> _Objective_:
Leave out the pictures and repeat every record exactly.
+ + + + +
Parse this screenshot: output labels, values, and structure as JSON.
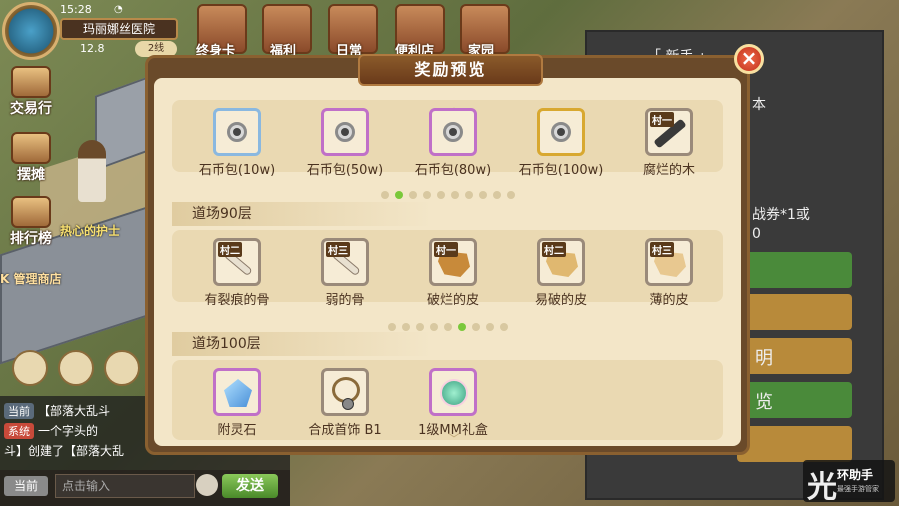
{
  "hud": {
    "time": "15:28",
    "location": "玛丽娜丝医院",
    "coords": "12.8",
    "line": "2线"
  },
  "top_menu": [
    "终身卡",
    "福利",
    "日常",
    "便利店",
    "家园"
  ],
  "left_menu": [
    "交易行",
    "摆摊",
    "排行榜"
  ],
  "npc_name": "热心的护士",
  "shop_label": "K 管理商店",
  "chat": {
    "lines": [
      {
        "tag": "当前",
        "text": "【部落大乱斗"
      },
      {
        "tag": "系统",
        "text": "一个字头的"
      },
      {
        "tag": "",
        "text": "斗】创建了【部落大乱"
      }
    ],
    "channel": "当前",
    "placeholder": "点击输入",
    "send_label": "发送"
  },
  "right_panel": {
    "title": "「 新手 」",
    "text_a": "本",
    "text_b": "战券*1或",
    "text_c": "0",
    "btn_d": "明",
    "btn_e": "览"
  },
  "modal": {
    "title": "奖励预览",
    "close_icon": "close-icon",
    "top_row": [
      {
        "tier": "",
        "name": "石币包(10w)",
        "icon": "coin-icon",
        "quality": "blue"
      },
      {
        "tier": "",
        "name": "石币包(50w)",
        "icon": "coin-icon",
        "quality": "purple"
      },
      {
        "tier": "",
        "name": "石币包(80w)",
        "icon": "coin-icon",
        "quality": "purple"
      },
      {
        "tier": "",
        "name": "石币包(100w)",
        "icon": "coin-icon",
        "quality": "gold"
      },
      {
        "tier": "村一",
        "name": "腐烂的木",
        "icon": "wood-icon",
        "quality": "gray"
      }
    ],
    "section_90": {
      "title": "道场90层",
      "items": [
        {
          "tier": "村二",
          "name": "有裂痕的骨",
          "icon": "bone-icon",
          "quality": "gray"
        },
        {
          "tier": "村三",
          "name": "弱的骨",
          "icon": "bone-icon",
          "quality": "gray"
        },
        {
          "tier": "村一",
          "name": "破烂的皮",
          "icon": "hide-icon",
          "quality": "gray"
        },
        {
          "tier": "村二",
          "name": "易破的皮",
          "icon": "hide-icon",
          "quality": "gray"
        },
        {
          "tier": "村三",
          "name": "薄的皮",
          "icon": "hide-icon",
          "quality": "gray"
        }
      ]
    },
    "section_100": {
      "title": "道场100层",
      "items": [
        {
          "tier": "",
          "name": "附灵石",
          "icon": "crystal-icon",
          "quality": "purple"
        },
        {
          "tier": "",
          "name": "合成首饰 B1",
          "icon": "necklace-icon",
          "quality": "gray"
        },
        {
          "tier": "",
          "name": "1级MM礼盒",
          "icon": "gift-box-icon",
          "quality": "purple"
        }
      ]
    }
  },
  "watermark": {
    "big": "光",
    "title": "环助手",
    "sub": "最强手游管家"
  }
}
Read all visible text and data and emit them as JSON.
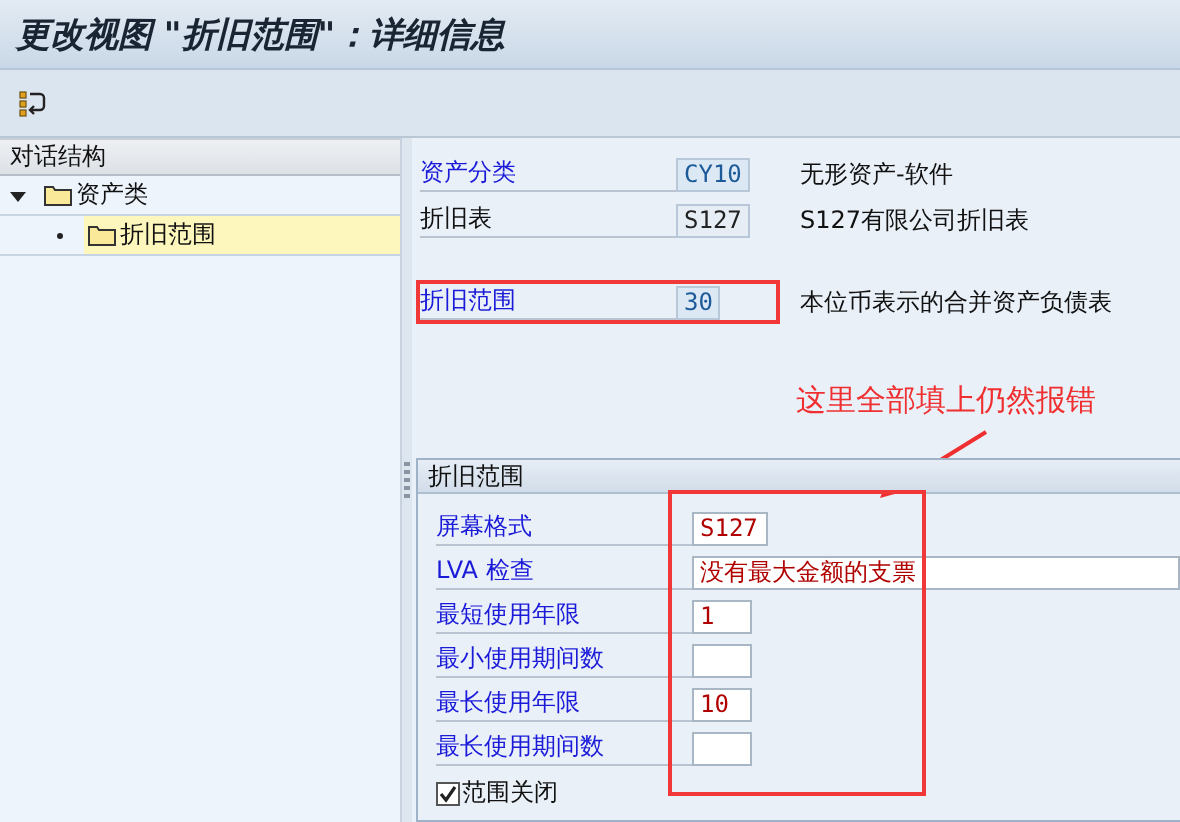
{
  "window": {
    "title": "更改视图 \"折旧范围\"：详细信息"
  },
  "dialog_structure": {
    "title": "对话结构",
    "items": [
      {
        "label": "资产类",
        "expanded": true,
        "selected": false,
        "children": [
          {
            "label": "折旧范围",
            "selected": true
          }
        ]
      }
    ]
  },
  "header_fields": [
    {
      "label": "资产分类",
      "linked": true,
      "value": "CY10",
      "editable": false,
      "description": "无形资产-软件",
      "highlighted": false
    },
    {
      "label": "折旧表",
      "linked": false,
      "value": "S127",
      "editable": false,
      "description": "S127有限公司折旧表",
      "highlighted": false
    },
    {
      "label": "折旧范围",
      "linked": true,
      "value": "30",
      "editable": false,
      "description": "本位币表示的合并资产负债表",
      "highlighted": true
    }
  ],
  "annotation": {
    "note": "这里全部填上仍然报错"
  },
  "group": {
    "title": "折旧范围",
    "highlighted": true,
    "fields": [
      {
        "label": "屏幕格式",
        "kind": "code",
        "value": "S127"
      },
      {
        "label": "LVA 检查",
        "kind": "long",
        "value": "没有最大金额的支票"
      },
      {
        "label": "最短使用年限",
        "kind": "number",
        "value": "1"
      },
      {
        "label": "最小使用期间数",
        "kind": "number"
      },
      {
        "label": "最长使用年限",
        "kind": "number",
        "value": "10"
      },
      {
        "label": "最长使用期间数",
        "kind": "number"
      }
    ],
    "checkbox": {
      "label": "范围关闭",
      "checked": true
    }
  }
}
+ + + + +
> _Solution to this problem_:
Parse this screenshot: output labels, values, and structure as JSON.
{
  "hud": {
    "time": "15:28",
    "location": "玛丽娜丝医院",
    "coords": "12.8",
    "line": "2线"
  },
  "top_menu": [
    "终身卡",
    "福利",
    "日常",
    "便利店",
    "家园"
  ],
  "left_menu": [
    "交易行",
    "摆摊",
    "排行榜"
  ],
  "npc_name": "热心的护士",
  "shop_label": "K 管理商店",
  "chat": {
    "lines": [
      {
        "tag": "当前",
        "text": "【部落大乱斗"
      },
      {
        "tag": "系统",
        "text": "一个字头的"
      },
      {
        "tag": "",
        "text": "斗】创建了【部落大乱"
      }
    ],
    "channel": "当前",
    "placeholder": "点击输入",
    "send_label": "发送"
  },
  "right_panel": {
    "title": "「 新手 」",
    "text_a": "本",
    "text_b": "战券*1或",
    "text_c": "0",
    "btn_d": "明",
    "btn_e": "览"
  },
  "modal": {
    "title": "奖励预览",
    "close_icon": "close-icon",
    "top_row": [
      {
        "tier": "",
        "name": "石币包(10w)",
        "icon": "coin-icon",
        "quality": "blue"
      },
      {
        "tier": "",
        "name": "石币包(50w)",
        "icon": "coin-icon",
        "quality": "purple"
      },
      {
        "tier": "",
        "name": "石币包(80w)",
        "icon": "coin-icon",
        "quality": "purple"
      },
      {
        "tier": "",
        "name": "石币包(100w)",
        "icon": "coin-icon",
        "quality": "gold"
      },
      {
        "tier": "村一",
        "name": "腐烂的木",
        "icon": "wood-icon",
        "quality": "gray"
      }
    ],
    "section_90": {
      "title": "道场90层",
      "items": [
        {
          "tier": "村二",
          "name": "有裂痕的骨",
          "icon": "bone-icon",
          "quality": "gray"
        },
        {
          "tier": "村三",
          "name": "弱的骨",
          "icon": "bone-icon",
          "quality": "gray"
        },
        {
          "tier": "村一",
          "name": "破烂的皮",
          "icon": "hide-icon",
          "quality": "gray"
        },
        {
          "tier": "村二",
          "name": "易破的皮",
          "icon": "hide-icon",
          "quality": "gray"
        },
        {
          "tier": "村三",
          "name": "薄的皮",
          "icon": "hide-icon",
          "quality": "gray"
        }
      ]
    },
    "section_100": {
      "title": "道场100层",
      "items": [
        {
          "tier": "",
          "name": "附灵石",
          "icon": "crystal-icon",
          "quality": "purple"
        },
        {
          "tier": "",
          "name": "合成首饰 B1",
          "icon": "necklace-icon",
          "quality": "gray"
        },
        {
          "tier": "",
          "name": "1级MM礼盒",
          "icon": "gift-box-icon",
          "quality": "purple"
        }
      ]
    }
  },
  "watermark": {
    "big": "光",
    "title": "环助手",
    "sub": "最强手游管家"
  }
}
Read all visible text and data and emit them as JSON.
{
  "window": {
    "title": "更改视图 \"折旧范围\"：详细信息"
  },
  "dialog_structure": {
    "title": "对话结构",
    "items": [
      {
        "label": "资产类",
        "expanded": true,
        "selected": false,
        "children": [
          {
            "label": "折旧范围",
            "selected": true
          }
        ]
      }
    ]
  },
  "header_fields": [
    {
      "label": "资产分类",
      "linked": true,
      "value": "CY10",
      "editable": false,
      "description": "无形资产-软件",
      "highlighted": false
    },
    {
      "label": "折旧表",
      "linked": false,
      "value": "S127",
      "editable": false,
      "description": "S127有限公司折旧表",
      "highlighted": false
    },
    {
      "label": "折旧范围",
      "linked": true,
      "value": "30",
      "editable": false,
      "description": "本位币表示的合并资产负债表",
      "highlighted": true
    }
  ],
  "annotation": {
    "note": "这里全部填上仍然报错"
  },
  "group": {
    "title": "折旧范围",
    "highlighted": true,
    "fields": [
      {
        "label": "屏幕格式",
        "kind": "code",
        "value": "S127"
      },
      {
        "label": "LVA 检查",
        "kind": "long",
        "value": "没有最大金额的支票"
      },
      {
        "label": "最短使用年限",
        "kind": "number",
        "value": "1"
      },
      {
        "label": "最小使用期间数",
        "kind": "number"
      },
      {
        "label": "最长使用年限",
        "kind": "number",
        "value": "10"
      },
      {
        "label": "最长使用期间数",
        "kind": "number"
      }
    ],
    "checkbox": {
      "label": "范围关闭",
      "checked": true
    }
  }
}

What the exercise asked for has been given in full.